[Begin Given data]

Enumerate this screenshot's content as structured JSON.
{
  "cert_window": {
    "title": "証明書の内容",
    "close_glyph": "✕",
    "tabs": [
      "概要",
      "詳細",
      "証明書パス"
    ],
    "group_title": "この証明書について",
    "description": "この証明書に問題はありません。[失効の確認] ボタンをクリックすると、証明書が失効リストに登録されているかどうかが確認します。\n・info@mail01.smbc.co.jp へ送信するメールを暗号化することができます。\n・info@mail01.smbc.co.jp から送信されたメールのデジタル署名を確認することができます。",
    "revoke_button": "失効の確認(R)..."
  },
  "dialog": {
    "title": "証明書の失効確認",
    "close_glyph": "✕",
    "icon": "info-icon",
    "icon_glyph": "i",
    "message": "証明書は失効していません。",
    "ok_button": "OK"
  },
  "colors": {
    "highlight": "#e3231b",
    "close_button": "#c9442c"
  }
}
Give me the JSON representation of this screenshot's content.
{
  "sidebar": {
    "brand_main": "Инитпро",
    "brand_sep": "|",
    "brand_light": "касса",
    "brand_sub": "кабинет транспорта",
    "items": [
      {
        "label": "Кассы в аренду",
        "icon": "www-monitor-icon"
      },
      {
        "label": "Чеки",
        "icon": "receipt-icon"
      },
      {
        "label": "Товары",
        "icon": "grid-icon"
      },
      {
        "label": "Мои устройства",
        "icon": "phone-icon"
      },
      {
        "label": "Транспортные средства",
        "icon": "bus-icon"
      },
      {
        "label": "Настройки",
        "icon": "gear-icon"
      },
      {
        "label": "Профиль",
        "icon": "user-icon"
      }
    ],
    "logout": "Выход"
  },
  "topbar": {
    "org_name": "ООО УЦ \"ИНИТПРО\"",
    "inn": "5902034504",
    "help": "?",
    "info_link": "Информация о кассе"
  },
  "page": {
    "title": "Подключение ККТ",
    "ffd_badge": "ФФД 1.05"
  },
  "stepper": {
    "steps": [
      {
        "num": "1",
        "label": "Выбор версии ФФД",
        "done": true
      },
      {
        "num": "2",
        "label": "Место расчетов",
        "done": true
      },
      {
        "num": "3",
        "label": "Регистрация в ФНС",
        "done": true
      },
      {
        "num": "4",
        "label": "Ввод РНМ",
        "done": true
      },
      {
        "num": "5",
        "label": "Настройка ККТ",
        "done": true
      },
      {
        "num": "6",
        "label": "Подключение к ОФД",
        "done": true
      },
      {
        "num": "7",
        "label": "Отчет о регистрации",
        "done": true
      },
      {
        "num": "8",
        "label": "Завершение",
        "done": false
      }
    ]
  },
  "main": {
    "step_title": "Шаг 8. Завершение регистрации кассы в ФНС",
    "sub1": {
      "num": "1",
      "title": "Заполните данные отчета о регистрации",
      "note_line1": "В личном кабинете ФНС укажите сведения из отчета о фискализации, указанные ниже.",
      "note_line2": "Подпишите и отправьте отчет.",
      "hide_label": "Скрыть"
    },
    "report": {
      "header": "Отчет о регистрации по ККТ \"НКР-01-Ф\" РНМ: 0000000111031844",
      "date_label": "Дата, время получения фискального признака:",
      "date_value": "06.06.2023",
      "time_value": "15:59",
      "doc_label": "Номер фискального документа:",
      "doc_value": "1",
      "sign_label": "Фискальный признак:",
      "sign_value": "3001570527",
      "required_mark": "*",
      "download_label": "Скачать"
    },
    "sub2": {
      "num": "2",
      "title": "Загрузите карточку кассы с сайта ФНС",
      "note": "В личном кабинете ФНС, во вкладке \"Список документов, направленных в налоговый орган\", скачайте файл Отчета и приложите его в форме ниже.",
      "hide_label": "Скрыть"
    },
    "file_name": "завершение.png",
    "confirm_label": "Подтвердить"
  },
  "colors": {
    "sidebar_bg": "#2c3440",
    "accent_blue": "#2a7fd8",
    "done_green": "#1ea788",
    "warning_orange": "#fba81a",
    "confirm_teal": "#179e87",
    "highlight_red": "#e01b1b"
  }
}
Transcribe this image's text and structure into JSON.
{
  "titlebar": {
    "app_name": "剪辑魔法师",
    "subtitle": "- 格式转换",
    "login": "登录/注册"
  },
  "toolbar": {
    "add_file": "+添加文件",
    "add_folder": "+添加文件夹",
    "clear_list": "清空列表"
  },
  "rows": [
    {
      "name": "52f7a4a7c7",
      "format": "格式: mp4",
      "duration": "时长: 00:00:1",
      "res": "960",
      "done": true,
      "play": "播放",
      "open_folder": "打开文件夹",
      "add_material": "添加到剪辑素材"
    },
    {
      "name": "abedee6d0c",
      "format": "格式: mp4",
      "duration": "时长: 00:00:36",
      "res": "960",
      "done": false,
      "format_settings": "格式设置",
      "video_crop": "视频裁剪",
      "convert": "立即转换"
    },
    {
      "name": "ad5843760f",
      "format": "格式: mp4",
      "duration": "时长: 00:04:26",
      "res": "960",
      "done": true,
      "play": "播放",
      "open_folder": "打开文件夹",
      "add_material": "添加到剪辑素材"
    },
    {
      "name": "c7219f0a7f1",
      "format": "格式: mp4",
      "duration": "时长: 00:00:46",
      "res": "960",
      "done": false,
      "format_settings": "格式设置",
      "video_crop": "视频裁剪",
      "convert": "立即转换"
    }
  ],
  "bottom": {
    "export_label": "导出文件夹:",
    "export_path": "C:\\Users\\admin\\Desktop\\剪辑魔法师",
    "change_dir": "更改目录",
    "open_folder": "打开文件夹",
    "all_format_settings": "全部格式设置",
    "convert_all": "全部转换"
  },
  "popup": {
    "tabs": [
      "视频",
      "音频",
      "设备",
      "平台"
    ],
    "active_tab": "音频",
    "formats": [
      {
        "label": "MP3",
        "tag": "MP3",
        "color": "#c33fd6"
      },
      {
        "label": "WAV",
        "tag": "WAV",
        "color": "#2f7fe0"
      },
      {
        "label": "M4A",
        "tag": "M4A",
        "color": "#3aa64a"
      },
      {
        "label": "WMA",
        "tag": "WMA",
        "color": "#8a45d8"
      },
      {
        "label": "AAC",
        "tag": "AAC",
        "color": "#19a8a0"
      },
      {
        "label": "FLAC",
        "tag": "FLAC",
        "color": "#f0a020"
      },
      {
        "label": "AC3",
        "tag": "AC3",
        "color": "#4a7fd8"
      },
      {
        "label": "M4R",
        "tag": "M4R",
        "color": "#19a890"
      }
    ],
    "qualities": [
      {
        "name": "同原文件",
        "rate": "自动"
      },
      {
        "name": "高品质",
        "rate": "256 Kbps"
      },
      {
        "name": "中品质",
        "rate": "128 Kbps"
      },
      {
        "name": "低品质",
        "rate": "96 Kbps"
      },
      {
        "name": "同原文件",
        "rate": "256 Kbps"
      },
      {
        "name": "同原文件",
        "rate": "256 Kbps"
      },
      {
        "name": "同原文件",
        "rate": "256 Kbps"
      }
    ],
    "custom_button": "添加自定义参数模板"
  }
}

[End Given data]

Stated task.
Which lines hold the word "фискального"? Show each one.

Task solution.
      "date_label": "Дата, время получения фискального признака:",
      "doc_label": "Номер фискального документа:",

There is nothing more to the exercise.